▸ **WORK TO COMPLETE**
Exactly reproduce each record listed below.

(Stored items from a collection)
>> Start

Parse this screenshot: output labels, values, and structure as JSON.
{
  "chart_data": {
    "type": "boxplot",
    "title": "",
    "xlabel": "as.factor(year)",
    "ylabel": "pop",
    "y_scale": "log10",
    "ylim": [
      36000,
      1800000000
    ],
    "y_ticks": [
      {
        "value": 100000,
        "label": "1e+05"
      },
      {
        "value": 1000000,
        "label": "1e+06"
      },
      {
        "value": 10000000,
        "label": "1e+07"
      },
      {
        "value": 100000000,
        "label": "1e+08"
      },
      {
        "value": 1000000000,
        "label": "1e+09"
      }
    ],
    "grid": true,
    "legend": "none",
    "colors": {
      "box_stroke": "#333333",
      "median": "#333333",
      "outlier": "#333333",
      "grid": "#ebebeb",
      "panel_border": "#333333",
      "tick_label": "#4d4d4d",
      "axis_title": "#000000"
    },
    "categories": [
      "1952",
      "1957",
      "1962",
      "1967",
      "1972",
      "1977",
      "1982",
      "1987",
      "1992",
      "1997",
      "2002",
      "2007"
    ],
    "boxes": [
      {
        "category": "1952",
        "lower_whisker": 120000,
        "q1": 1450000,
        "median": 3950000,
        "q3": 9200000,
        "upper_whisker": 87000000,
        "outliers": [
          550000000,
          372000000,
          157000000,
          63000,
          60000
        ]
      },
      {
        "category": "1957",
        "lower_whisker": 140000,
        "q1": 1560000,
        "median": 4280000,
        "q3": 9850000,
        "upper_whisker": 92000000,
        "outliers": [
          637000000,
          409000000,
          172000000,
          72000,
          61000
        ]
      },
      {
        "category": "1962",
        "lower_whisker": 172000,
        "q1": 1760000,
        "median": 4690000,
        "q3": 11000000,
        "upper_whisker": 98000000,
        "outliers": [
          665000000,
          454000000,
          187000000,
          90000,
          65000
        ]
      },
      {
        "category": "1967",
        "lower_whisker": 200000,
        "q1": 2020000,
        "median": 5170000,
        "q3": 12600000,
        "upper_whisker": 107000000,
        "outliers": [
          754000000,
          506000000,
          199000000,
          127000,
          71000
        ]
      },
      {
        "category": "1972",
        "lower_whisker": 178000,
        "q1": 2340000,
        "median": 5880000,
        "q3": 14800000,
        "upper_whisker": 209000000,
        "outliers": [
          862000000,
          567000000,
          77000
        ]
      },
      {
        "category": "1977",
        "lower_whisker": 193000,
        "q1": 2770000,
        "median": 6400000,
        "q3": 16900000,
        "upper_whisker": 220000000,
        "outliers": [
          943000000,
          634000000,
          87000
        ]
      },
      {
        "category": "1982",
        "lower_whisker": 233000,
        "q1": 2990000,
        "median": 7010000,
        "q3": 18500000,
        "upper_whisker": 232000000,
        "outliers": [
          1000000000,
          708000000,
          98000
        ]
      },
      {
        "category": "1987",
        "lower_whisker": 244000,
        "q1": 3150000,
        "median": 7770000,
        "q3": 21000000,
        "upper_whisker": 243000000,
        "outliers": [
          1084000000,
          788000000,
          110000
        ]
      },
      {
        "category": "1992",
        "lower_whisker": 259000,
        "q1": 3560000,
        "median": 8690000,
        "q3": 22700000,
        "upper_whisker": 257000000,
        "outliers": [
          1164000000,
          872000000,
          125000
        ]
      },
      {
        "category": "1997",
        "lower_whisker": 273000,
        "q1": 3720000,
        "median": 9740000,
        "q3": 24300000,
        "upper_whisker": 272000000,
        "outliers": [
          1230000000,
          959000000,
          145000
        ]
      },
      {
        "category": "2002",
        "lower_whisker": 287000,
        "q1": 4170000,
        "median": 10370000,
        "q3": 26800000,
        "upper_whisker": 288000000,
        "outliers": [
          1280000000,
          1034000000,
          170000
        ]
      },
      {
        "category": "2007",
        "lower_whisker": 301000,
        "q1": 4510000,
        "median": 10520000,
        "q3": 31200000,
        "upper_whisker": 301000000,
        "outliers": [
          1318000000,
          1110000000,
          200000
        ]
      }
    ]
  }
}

>> End

▸ **EXERCISE OUTPUT**
Parse this screenshot: output labels, values, and structure as JSON.
{
  "chart_data": {
    "type": "boxplot",
    "title": "",
    "xlabel": "as.factor(year)",
    "ylabel": "pop",
    "y_scale": "log10",
    "ylim": [
      36000,
      1800000000
    ],
    "y_ticks": [
      {
        "value": 100000,
        "label": "1e+05"
      },
      {
        "value": 1000000,
        "label": "1e+06"
      },
      {
        "value": 10000000,
        "label": "1e+07"
      },
      {
        "value": 100000000,
        "label": "1e+08"
      },
      {
        "value": 1000000000,
        "label": "1e+09"
      }
    ],
    "grid": true,
    "legend": "none",
    "colors": {
      "box_stroke": "#333333",
      "median": "#333333",
      "outlier": "#333333",
      "grid": "#ebebeb",
      "panel_border": "#333333",
      "tick_label": "#4d4d4d",
      "axis_title": "#000000"
    },
    "categories": [
      "1952",
      "1957",
      "1962",
      "1967",
      "1972",
      "1977",
      "1982",
      "1987",
      "1992",
      "1997",
      "2002",
      "2007"
    ],
    "boxes": [
      {
        "category": "1952",
        "lower_whisker": 120000,
        "q1": 1450000,
        "median": 3950000,
        "q3": 9200000,
        "upper_whisker": 87000000,
        "outliers": [
          550000000,
          372000000,
          157000000,
          63000,
          60000
        ]
      },
      {
        "category": "1957",
        "lower_whisker": 140000,
        "q1": 1560000,
        "median": 4280000,
        "q3": 9850000,
        "upper_whisker": 92000000,
        "outliers": [
          637000000,
          409000000,
          172000000,
          72000,
          61000
        ]
      },
      {
        "category": "1962",
        "lower_whisker": 172000,
        "q1": 1760000,
        "median": 4690000,
        "q3": 11000000,
        "upper_whisker": 98000000,
        "outliers": [
          665000000,
          454000000,
          187000000,
          90000,
          65000
        ]
      },
      {
        "category": "1967",
        "lower_whisker": 200000,
        "q1": 2020000,
        "median": 5170000,
        "q3": 12600000,
        "upper_whisker": 107000000,
        "outliers": [
          754000000,
          506000000,
          199000000,
          127000,
          71000
        ]
      },
      {
        "category": "1972",
        "lower_whisker": 178000,
        "q1": 2340000,
        "median": 5880000,
        "q3": 14800000,
        "upper_whisker": 209000000,
        "outliers": [
          862000000,
          567000000,
          77000
        ]
      },
      {
        "category": "1977",
        "lower_whisker": 193000,
        "q1": 2770000,
        "median": 6400000,
        "q3": 16900000,
        "upper_whisker": 220000000,
        "outliers": [
          943000000,
          634000000,
          87000
        ]
      },
      {
        "category": "1982",
        "lower_whisker": 233000,
        "q1": 2990000,
        "median": 7010000,
        "q3": 18500000,
        "upper_whisker": 232000000,
        "outliers": [
          1000000000,
          708000000,
          98000
        ]
      },
      {
        "category": "1987",
        "lower_whisker": 244000,
        "q1": 3150000,
        "median": 7770000,
        "q3": 21000000,
        "upper_whisker": 243000000,
        "outliers": [
          1084000000,
          788000000,
          110000
        ]
      },
      {
        "category": "1992",
        "lower_whisker": 259000,
        "q1": 3560000,
        "median": 8690000,
        "q3": 22700000,
        "upper_whisker": 257000000,
        "outliers": [
          1164000000,
          872000000,
          125000
        ]
      },
      {
        "category": "1997",
        "lower_whisker": 273000,
        "q1": 3720000,
        "median": 9740000,
        "q3": 24300000,
        "upper_whisker": 272000000,
        "outliers": [
          1230000000,
          959000000,
          145000
        ]
      },
      {
        "category": "2002",
        "lower_whisker": 287000,
        "q1": 4170000,
        "median": 10370000,
        "q3": 26800000,
        "upper_whisker": 288000000,
        "outliers": [
          1280000000,
          1034000000,
          170000
        ]
      },
      {
        "category": "2007",
        "lower_whisker": 301000,
        "q1": 4510000,
        "median": 10520000,
        "q3": 31200000,
        "upper_whisker": 301000000,
        "outliers": [
          1318000000,
          1110000000,
          200000
        ]
      }
    ]
  }
}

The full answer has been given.